WHAT IS BEING ASKED | Are you able to retype all the records below exactly?

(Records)
■ ■ ■ ■ ■ ■ ■

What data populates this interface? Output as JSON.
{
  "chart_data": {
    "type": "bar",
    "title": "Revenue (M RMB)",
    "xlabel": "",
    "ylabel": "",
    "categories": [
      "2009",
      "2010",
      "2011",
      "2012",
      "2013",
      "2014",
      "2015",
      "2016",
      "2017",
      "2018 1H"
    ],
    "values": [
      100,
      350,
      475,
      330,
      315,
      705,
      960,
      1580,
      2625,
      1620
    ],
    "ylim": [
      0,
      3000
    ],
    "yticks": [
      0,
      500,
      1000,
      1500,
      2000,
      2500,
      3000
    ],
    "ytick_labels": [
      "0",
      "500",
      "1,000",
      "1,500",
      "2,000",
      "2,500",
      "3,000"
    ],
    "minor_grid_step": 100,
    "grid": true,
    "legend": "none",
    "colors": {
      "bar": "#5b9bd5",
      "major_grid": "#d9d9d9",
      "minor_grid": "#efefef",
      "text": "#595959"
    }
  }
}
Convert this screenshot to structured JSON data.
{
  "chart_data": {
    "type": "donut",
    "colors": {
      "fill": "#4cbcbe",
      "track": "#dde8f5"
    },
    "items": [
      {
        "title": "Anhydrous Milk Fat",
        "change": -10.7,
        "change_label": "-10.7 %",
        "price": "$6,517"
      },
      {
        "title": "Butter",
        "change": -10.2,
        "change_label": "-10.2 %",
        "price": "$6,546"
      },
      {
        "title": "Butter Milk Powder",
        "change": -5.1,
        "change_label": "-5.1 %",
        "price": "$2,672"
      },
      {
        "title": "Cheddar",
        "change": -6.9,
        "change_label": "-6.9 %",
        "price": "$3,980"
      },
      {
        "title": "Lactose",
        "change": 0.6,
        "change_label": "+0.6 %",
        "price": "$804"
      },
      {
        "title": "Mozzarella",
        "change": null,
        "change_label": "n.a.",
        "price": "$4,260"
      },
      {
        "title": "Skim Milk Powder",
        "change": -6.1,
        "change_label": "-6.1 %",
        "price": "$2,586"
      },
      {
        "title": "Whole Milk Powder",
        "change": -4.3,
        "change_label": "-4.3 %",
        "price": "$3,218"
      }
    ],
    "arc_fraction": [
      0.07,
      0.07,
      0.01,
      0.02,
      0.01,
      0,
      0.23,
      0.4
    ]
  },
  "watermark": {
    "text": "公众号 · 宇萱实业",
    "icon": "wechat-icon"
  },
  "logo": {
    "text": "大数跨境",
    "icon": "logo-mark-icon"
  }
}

■ ■ ■ ■ ■ ■ ■

WORKED SOLUTION |
What data populates this interface? Output as JSON.
{
  "chart_data": {
    "type": "bar",
    "title": "Revenue (M RMB)",
    "xlabel": "",
    "ylabel": "",
    "categories": [
      "2009",
      "2010",
      "2011",
      "2012",
      "2013",
      "2014",
      "2015",
      "2016",
      "2017",
      "2018 1H"
    ],
    "values": [
      100,
      350,
      475,
      330,
      315,
      705,
      960,
      1580,
      2625,
      1620
    ],
    "ylim": [
      0,
      3000
    ],
    "yticks": [
      0,
      500,
      1000,
      1500,
      2000,
      2500,
      3000
    ],
    "ytick_labels": [
      "0",
      "500",
      "1,000",
      "1,500",
      "2,000",
      "2,500",
      "3,000"
    ],
    "minor_grid_step": 100,
    "grid": true,
    "legend": "none",
    "colors": {
      "bar": "#5b9bd5",
      "major_grid": "#d9d9d9",
      "minor_grid": "#efefef",
      "text": "#595959"
    }
  }
}
Convert this screenshot to structured JSON data.
{
  "chart_data": {
    "type": "donut",
    "colors": {
      "fill": "#4cbcbe",
      "track": "#dde8f5"
    },
    "items": [
      {
        "title": "Anhydrous Milk Fat",
        "change": -10.7,
        "change_label": "-10.7 %",
        "price": "$6,517"
      },
      {
        "title": "Butter",
        "change": -10.2,
        "change_label": "-10.2 %",
        "price": "$6,546"
      },
      {
        "title": "Butter Milk Powder",
        "change": -5.1,
        "change_label": "-5.1 %",
        "price": "$2,672"
      },
      {
        "title": "Cheddar",
        "change": -6.9,
        "change_label": "-6.9 %",
        "price": "$3,980"
      },
      {
        "title": "Lactose",
        "change": 0.6,
        "change_label": "+0.6 %",
        "price": "$804"
      },
      {
        "title": "Mozzarella",
        "change": null,
        "change_label": "n.a.",
        "price": "$4,260"
      },
      {
        "title": "Skim Milk Powder",
        "change": -6.1,
        "change_label": "-6.1 %",
        "price": "$2,586"
      },
      {
        "title": "Whole Milk Powder",
        "change": -4.3,
        "change_label": "-4.3 %",
        "price": "$3,218"
      }
    ],
    "arc_fraction": [
      0.07,
      0.07,
      0.01,
      0.02,
      0.01,
      0,
      0.23,
      0.4
    ]
  },
  "watermark": {
    "text": "公众号 · 宇萱实业",
    "icon": "wechat-icon"
  },
  "logo": {
    "text": "大数跨境",
    "icon": "logo-mark-icon"
  }
}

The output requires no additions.